>> BEGIN DATA LISTING

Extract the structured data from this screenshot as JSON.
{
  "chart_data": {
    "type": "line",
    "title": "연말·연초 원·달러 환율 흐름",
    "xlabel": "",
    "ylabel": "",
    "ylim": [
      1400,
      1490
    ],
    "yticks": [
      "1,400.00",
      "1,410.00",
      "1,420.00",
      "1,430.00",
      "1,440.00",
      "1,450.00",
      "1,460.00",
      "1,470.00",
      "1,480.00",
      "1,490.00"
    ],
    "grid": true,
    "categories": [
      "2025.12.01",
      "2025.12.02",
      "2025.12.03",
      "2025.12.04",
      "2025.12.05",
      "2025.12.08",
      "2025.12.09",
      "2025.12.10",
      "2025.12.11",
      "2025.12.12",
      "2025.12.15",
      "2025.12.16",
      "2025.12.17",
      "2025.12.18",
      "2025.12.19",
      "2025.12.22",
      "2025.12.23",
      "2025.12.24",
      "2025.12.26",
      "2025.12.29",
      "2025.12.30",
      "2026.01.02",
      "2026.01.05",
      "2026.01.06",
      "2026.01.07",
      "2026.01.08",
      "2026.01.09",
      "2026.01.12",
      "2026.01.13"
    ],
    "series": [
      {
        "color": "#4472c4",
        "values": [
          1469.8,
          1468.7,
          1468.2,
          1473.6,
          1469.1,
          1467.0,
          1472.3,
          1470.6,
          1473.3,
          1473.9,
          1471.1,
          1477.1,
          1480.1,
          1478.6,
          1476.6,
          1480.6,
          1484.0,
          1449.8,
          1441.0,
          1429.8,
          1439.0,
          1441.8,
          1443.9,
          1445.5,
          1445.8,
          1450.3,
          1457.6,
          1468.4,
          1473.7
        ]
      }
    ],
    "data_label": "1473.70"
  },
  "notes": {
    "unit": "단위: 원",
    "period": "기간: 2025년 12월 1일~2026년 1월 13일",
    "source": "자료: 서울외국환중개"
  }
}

>> END DATA LISTING

*EXERCISE DIRECTIONS*
Repeat the whole listing exactly, keeping every line intact.

*OUTPUT BELOW*
Extract the structured data from this screenshot as JSON.
{
  "chart_data": {
    "type": "line",
    "title": "연말·연초 원·달러 환율 흐름",
    "xlabel": "",
    "ylabel": "",
    "ylim": [
      1400,
      1490
    ],
    "yticks": [
      "1,400.00",
      "1,410.00",
      "1,420.00",
      "1,430.00",
      "1,440.00",
      "1,450.00",
      "1,460.00",
      "1,470.00",
      "1,480.00",
      "1,490.00"
    ],
    "grid": true,
    "categories": [
      "2025.12.01",
      "2025.12.02",
      "2025.12.03",
      "2025.12.04",
      "2025.12.05",
      "2025.12.08",
      "2025.12.09",
      "2025.12.10",
      "2025.12.11",
      "2025.12.12",
      "2025.12.15",
      "2025.12.16",
      "2025.12.17",
      "2025.12.18",
      "2025.12.19",
      "2025.12.22",
      "2025.12.23",
      "2025.12.24",
      "2025.12.26",
      "2025.12.29",
      "2025.12.30",
      "2026.01.02",
      "2026.01.05",
      "2026.01.06",
      "2026.01.07",
      "2026.01.08",
      "2026.01.09",
      "2026.01.12",
      "2026.01.13"
    ],
    "series": [
      {
        "color": "#4472c4",
        "values": [
          1469.8,
          1468.7,
          1468.2,
          1473.6,
          1469.1,
          1467.0,
          1472.3,
          1470.6,
          1473.3,
          1473.9,
          1471.1,
          1477.1,
          1480.1,
          1478.6,
          1476.6,
          1480.6,
          1484.0,
          1449.8,
          1441.0,
          1429.8,
          1439.0,
          1441.8,
          1443.9,
          1445.5,
          1445.8,
          1450.3,
          1457.6,
          1468.4,
          1473.7
        ]
      }
    ],
    "data_label": "1473.70"
  },
  "notes": {
    "unit": "단위: 원",
    "period": "기간: 2025년 12월 1일~2026년 1월 13일",
    "source": "자료: 서울외국환중개"
  }
}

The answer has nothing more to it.